-- start of Data extract --

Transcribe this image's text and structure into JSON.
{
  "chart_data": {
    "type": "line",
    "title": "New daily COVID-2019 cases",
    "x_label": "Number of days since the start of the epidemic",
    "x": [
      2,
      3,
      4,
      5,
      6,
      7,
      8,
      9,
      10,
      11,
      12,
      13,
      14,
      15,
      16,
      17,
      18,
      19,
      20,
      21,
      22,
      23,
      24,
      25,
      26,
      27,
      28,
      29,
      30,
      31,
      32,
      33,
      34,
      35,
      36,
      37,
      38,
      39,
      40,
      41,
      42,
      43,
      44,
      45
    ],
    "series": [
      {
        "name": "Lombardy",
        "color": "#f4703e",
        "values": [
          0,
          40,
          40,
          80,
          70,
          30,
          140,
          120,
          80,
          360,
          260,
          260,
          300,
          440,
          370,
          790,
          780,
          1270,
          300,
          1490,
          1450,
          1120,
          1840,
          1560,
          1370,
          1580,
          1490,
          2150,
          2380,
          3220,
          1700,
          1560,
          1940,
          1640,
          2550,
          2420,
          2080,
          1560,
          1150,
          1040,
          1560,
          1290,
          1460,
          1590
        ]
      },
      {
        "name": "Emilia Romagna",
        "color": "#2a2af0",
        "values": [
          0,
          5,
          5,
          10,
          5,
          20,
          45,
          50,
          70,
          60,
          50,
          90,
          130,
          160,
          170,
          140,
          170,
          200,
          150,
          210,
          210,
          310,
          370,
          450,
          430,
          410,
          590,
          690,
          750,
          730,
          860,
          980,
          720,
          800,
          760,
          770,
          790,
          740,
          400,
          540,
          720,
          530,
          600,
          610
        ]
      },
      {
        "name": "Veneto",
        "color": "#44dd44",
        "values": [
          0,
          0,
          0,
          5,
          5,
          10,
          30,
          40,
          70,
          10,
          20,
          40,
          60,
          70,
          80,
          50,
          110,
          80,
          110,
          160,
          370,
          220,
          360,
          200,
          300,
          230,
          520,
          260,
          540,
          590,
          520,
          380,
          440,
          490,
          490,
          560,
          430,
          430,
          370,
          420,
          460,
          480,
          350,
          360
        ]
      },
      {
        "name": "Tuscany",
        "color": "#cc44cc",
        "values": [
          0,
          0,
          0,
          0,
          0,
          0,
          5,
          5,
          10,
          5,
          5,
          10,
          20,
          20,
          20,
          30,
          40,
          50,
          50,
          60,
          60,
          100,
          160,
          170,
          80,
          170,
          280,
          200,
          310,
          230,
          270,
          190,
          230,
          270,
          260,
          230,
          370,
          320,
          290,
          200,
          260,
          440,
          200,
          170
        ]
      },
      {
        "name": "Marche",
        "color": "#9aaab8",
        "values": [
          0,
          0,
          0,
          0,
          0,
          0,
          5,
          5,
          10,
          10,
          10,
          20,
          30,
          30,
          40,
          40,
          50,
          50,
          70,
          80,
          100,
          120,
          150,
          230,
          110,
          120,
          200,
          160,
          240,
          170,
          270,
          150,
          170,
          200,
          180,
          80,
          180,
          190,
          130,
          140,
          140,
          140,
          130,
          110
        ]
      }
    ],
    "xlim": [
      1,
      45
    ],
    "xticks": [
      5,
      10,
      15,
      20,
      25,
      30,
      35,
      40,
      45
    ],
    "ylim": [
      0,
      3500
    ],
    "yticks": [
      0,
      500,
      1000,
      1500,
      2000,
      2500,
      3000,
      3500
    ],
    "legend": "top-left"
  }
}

-- end of Data extract --

Work required
Only a number is wanted: how many lines of the material above hold "color"?

Worked solution
5